▸ PROBLEM STATEMENT
Work out the number of lines containing "they". Answer with nothing but that number.

Excerpt from a dataset
-- START --
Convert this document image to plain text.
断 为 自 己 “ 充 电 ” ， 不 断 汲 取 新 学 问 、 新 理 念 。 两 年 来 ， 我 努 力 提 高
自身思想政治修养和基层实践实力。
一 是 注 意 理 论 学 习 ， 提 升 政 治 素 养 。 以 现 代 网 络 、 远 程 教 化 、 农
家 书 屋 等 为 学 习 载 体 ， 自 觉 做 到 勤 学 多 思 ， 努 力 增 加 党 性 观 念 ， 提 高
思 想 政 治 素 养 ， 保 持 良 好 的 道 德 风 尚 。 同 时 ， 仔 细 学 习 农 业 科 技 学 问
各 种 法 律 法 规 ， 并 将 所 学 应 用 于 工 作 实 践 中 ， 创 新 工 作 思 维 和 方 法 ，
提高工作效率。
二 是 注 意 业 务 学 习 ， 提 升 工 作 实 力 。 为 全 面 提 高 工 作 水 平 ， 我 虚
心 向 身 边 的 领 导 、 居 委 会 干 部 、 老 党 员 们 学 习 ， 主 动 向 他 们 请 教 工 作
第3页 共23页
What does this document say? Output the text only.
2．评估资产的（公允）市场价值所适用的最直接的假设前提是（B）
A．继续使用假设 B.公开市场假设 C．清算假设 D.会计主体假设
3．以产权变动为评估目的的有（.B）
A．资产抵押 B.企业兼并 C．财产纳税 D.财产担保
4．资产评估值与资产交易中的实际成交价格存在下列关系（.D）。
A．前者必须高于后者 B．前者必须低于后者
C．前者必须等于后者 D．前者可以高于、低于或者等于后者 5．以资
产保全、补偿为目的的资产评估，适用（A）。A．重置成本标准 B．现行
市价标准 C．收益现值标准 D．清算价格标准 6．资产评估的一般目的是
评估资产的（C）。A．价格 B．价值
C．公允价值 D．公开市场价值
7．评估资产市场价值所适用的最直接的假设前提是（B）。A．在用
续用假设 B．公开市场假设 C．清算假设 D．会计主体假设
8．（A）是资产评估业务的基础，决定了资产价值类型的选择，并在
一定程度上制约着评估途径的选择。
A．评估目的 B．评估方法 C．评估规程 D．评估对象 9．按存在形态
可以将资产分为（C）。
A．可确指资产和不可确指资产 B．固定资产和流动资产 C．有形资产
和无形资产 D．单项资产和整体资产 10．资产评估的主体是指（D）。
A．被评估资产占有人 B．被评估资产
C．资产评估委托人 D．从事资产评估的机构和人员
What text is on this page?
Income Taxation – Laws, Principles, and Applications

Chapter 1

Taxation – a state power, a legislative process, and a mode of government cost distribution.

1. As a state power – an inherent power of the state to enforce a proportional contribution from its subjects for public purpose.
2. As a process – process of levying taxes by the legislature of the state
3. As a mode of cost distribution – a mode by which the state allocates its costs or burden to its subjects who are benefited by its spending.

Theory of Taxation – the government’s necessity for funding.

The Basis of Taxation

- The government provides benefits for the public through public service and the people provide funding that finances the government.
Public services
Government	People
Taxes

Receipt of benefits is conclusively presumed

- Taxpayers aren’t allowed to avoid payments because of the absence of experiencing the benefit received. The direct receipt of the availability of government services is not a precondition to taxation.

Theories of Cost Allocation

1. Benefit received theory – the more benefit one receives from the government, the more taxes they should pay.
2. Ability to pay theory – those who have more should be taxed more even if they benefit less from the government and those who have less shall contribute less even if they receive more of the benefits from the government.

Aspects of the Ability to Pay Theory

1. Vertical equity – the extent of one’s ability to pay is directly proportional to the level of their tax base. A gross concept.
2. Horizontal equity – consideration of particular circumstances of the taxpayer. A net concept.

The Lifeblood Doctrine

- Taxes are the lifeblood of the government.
-- END --
▸ TASK RESULT
2